> **WORK TO DO**: Leave the pictures out and transcribe every record exactly.

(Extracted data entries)
_ _ _

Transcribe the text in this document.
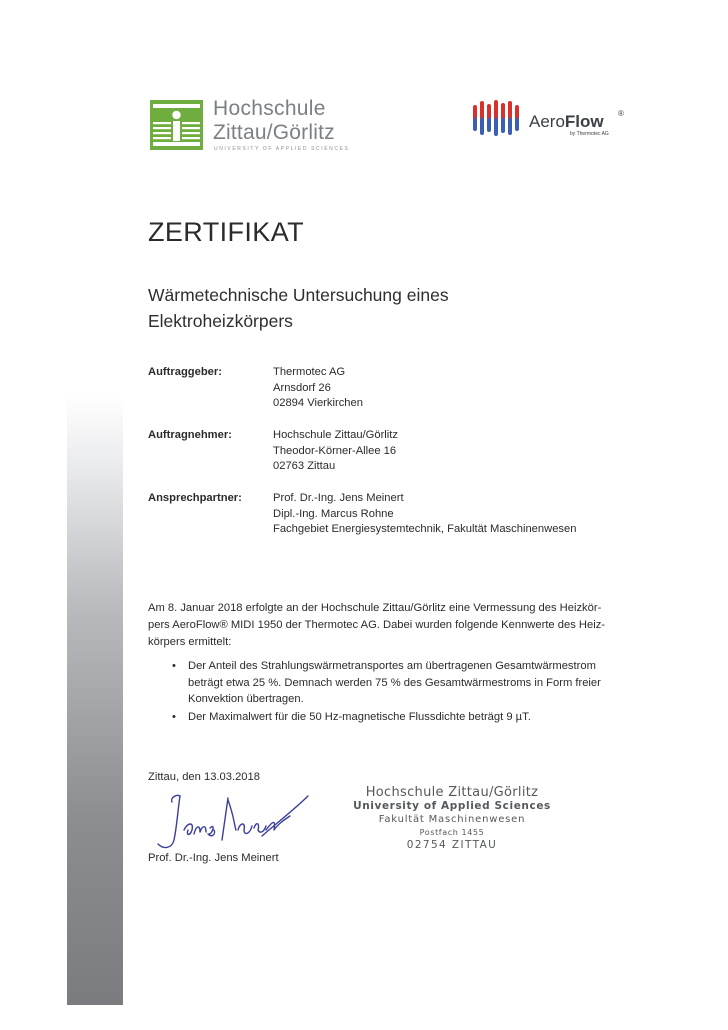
Hochschule
Zittau/Görlitz
UNIVERSITY OF APPLIED SCIENCES
AeroFlow ®
by Thermotec AG
ZERTIFIKAT
Wärmetechnische Untersuchung eines
Elektroheizkörpers
Auftraggeber:	Thermotec AG
Arnsdorf 26
02894 Vierkirchen
Auftragnehmer:	Hochschule Zittau/Görlitz
Theodor-Körner-Allee 16
02763 Zittau
Ansprechpartner:	Prof. Dr.-Ing. Jens Meinert
Dipl.-Ing. Marcus Rohne
Fachgebiet Energiesystemtechnik, Fakultät Maschinenwesen
Am 8. Januar 2018 erfolgte an der Hochschule Zittau/Görlitz eine Vermessung des Heizkör-
pers AeroFlow® MIDI 1950 der Thermotec AG. Dabei wurden folgende Kennwerte des Heiz-
körpers ermittelt:
• Der Anteil des Strahlungswärmetransportes am übertragenen Gesamtwärmestrom
beträgt etwa 25 %. Demnach werden 75 % des Gesamtwärmestroms in Form freier
Konvektion übertragen.
• Der Maximalwert für die 50 Hz-magnetische Flussdichte beträgt 9 µT.
Zittau, den 13.03.2018
Prof. Dr.-Ing. Jens Meinert
Hochschule Zittau/Görlitz
University of Applied Sciences
Fakultät Maschinenwesen
Postfach 1455
02754 ZITTAU
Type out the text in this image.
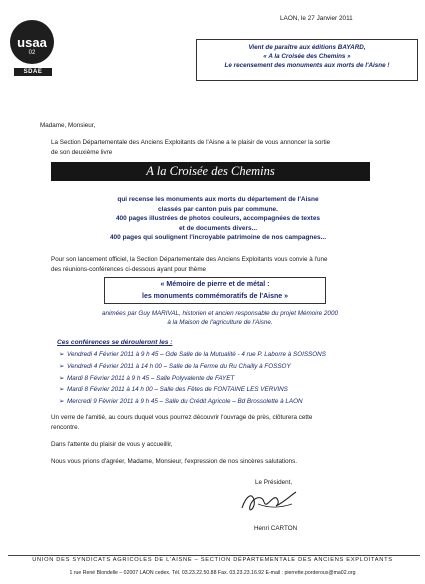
usaa
02
SDAE
LAON, le 27 Janvier 2011
Vient de paraître aux éditions BAYARD,
« A la Croisée des Chemins »
Le recensement des monuments aux morts de l'Aisne !
Madame, Monsieur,
La Section Départementale des Anciens Exploitants de l'Aisne a le plaisir de vous annoncer la sortie
de son deuxième livre
A la Croisée des Chemins
qui recense les monuments aux morts du département de l'Aisne
classés par canton puis par commune.
400 pages illustrées de photos couleurs, accompagnées de textes
et de documents divers...
400 pages qui soulignent l'incroyable patrimoine de nos campagnes...
Pour son lancement officiel, la Section Départementale des Anciens Exploitants vous convie à l'une
des réunions-conférences ci-dessous ayant pour thème
« Mémoire de pierre et de métal :
les monuments commémoratifs de l'Aisne »
animées par Guy MARIVAL, historien et ancien responsable du projet Mémoire 2000
à la Maison de l'agriculture de l'Aisne.
Ces conférences se dérouleront les :
➢ Vendredi 4 Février 2011 à 9 h 45 – Gde Salle de la Mutualité - 4 rue P. Laborre à SOISSONS
➢ Vendredi 4 Février 2011 à 14 h 00 – Salle de la Ferme du Ru Chailly à FOSSOY
➢ Mardi 8 Février 2011 à 9 h 45 – Salle Polyvalente de FAYET
➢ Mardi 8 Février 2011 à 14 h 00 – Salle des Fêtes de FONTAINE LES VERVINS
➢ Mercredi 9 Février 2011 à 9 h 45 – Salle du Crédit Agricole – Bd Brossolette à LAON
Un verre de l'amitié, au cours duquel vous pourrez découvrir l'ouvrage de près, clôturera cette
rencontre.
Dans l'attente du plaisir de vous y accueillir,
Nous vous prions d'agréer, Madame, Monsieur, l'expression de nos sincères salutations.
Le Président,
Henri CARTON
UNION DES SYNDICATS AGRICOLES DE L'AISNE – SECTION DÉPARTEMENTALE DES ANCIENS EXPLOITANTS
1 rue René Blondelle – 02007 LAON cedex. Tél. 03.23.22.50.88 Fax. 03.23.23.16.92 E-mail : pierrette.porderoux@ma02.org
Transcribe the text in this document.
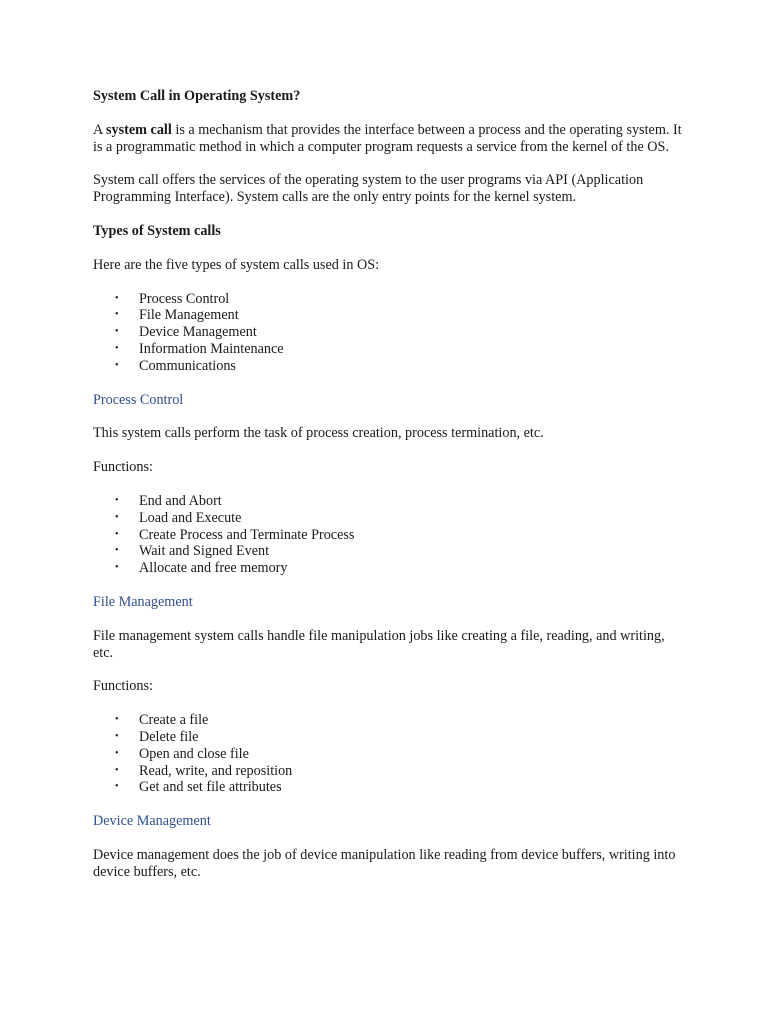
System Call in Operating System?
A system call is a mechanism that provides the interface between a process and the operating system. It is a programmatic method in which a computer program requests a service from the kernel of the OS.
System call offers the services of the operating system to the user programs via API (Application Programming Interface). System calls are the only entry points for the kernel system.
Types of System calls
Here are the five types of system calls used in OS:
• Process Control
• File Management
• Device Management
• Information Maintenance
• Communications
Process Control
This system calls perform the task of process creation, process termination, etc.
Functions:
• End and Abort
• Load and Execute
• Create Process and Terminate Process
• Wait and Signed Event
• Allocate and free memory
File Management
File management system calls handle file manipulation jobs like creating a file, reading, and writing, etc.
Functions:
• Create a file
• Delete file
• Open and close file
• Read, write, and reposition
• Get and set file attributes
Device Management
Device management does the job of device manipulation like reading from device buffers, writing into device buffers, etc.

_ _ _

> **TASK RESULT**:
Transcribe the text in this document.
Hochschule
Zittau/Görlitz
UNIVERSITY OF APPLIED SCIENCES
AeroFlow ®
by Thermotec AG
ZERTIFIKAT
Wärmetechnische Untersuchung eines
Elektroheizkörpers
Auftraggeber:	Thermotec AG
Arnsdorf 26
02894 Vierkirchen
Auftragnehmer:	Hochschule Zittau/Görlitz
Theodor-Körner-Allee 16
02763 Zittau
Ansprechpartner:	Prof. Dr.-Ing. Jens Meinert
Dipl.-Ing. Marcus Rohne
Fachgebiet Energiesystemtechnik, Fakultät Maschinenwesen
Am 8. Januar 2018 erfolgte an der Hochschule Zittau/Görlitz eine Vermessung des Heizkör-
pers AeroFlow® MIDI 1950 der Thermotec AG. Dabei wurden folgende Kennwerte des Heiz-
körpers ermittelt:
• Der Anteil des Strahlungswärmetransportes am übertragenen Gesamtwärmestrom
beträgt etwa 25 %. Demnach werden 75 % des Gesamtwärmestroms in Form freier
Konvektion übertragen.
• Der Maximalwert für die 50 Hz-magnetische Flussdichte beträgt 9 µT.
Zittau, den 13.03.2018
Prof. Dr.-Ing. Jens Meinert
Hochschule Zittau/Görlitz
University of Applied Sciences
Fakultät Maschinenwesen
Postfach 1455
02754 ZITTAU
Type out the text in this image.
usaa
02
SDAE
LAON, le 27 Janvier 2011
Vient de paraître aux éditions BAYARD,
« A la Croisée des Chemins »
Le recensement des monuments aux morts de l'Aisne !
Madame, Monsieur,
La Section Départementale des Anciens Exploitants de l'Aisne a le plaisir de vous annoncer la sortie
de son deuxième livre
A la Croisée des Chemins
qui recense les monuments aux morts du département de l'Aisne
classés par canton puis par commune.
400 pages illustrées de photos couleurs, accompagnées de textes
et de documents divers...
400 pages qui soulignent l'incroyable patrimoine de nos campagnes...
Pour son lancement officiel, la Section Départementale des Anciens Exploitants vous convie à l'une
des réunions-conférences ci-dessous ayant pour thème
« Mémoire de pierre et de métal :
les monuments commémoratifs de l'Aisne »
animées par Guy MARIVAL, historien et ancien responsable du projet Mémoire 2000
à la Maison de l'agriculture de l'Aisne.
Ces conférences se dérouleront les :
➢ Vendredi 4 Février 2011 à 9 h 45 – Gde Salle de la Mutualité - 4 rue P. Laborre à SOISSONS
➢ Vendredi 4 Février 2011 à 14 h 00 – Salle de la Ferme du Ru Chailly à FOSSOY
➢ Mardi 8 Février 2011 à 9 h 45 – Salle Polyvalente de FAYET
➢ Mardi 8 Février 2011 à 14 h 00 – Salle des Fêtes de FONTAINE LES VERVINS
➢ Mercredi 9 Février 2011 à 9 h 45 – Salle du Crédit Agricole – Bd Brossolette à LAON
Un verre de l'amitié, au cours duquel vous pourrez découvrir l'ouvrage de près, clôturera cette
rencontre.
Dans l'attente du plaisir de vous y accueillir,
Nous vous prions d'agréer, Madame, Monsieur, l'expression de nos sincères salutations.
Le Président,
Henri CARTON
UNION DES SYNDICATS AGRICOLES DE L'AISNE – SECTION DÉPARTEMENTALE DES ANCIENS EXPLOITANTS
1 rue René Blondelle – 02007 LAON cedex. Tél. 03.23.22.50.88 Fax. 03.23.23.16.92 E-mail : pierrette.porderoux@ma02.org
Transcribe the text in this document.
System Call in Operating System?
A system call is a mechanism that provides the interface between a process and the operating system. It is a programmatic method in which a computer program requests a service from the kernel of the OS.
System call offers the services of the operating system to the user programs via API (Application Programming Interface). System calls are the only entry points for the kernel system.
Types of System calls
Here are the five types of system calls used in OS:
• Process Control
• File Management
• Device Management
• Information Maintenance
• Communications
Process Control
This system calls perform the task of process creation, process termination, etc.
Functions:
• End and Abort
• Load and Execute
• Create Process and Terminate Process
• Wait and Signed Event
• Allocate and free memory
File Management
File management system calls handle file manipulation jobs like creating a file, reading, and writing, etc.
Functions:
• Create a file
• Delete file
• Open and close file
• Read, write, and reposition
• Get and set file attributes
Device Management
Device management does the job of device manipulation like reading from device buffers, writing into device buffers, etc.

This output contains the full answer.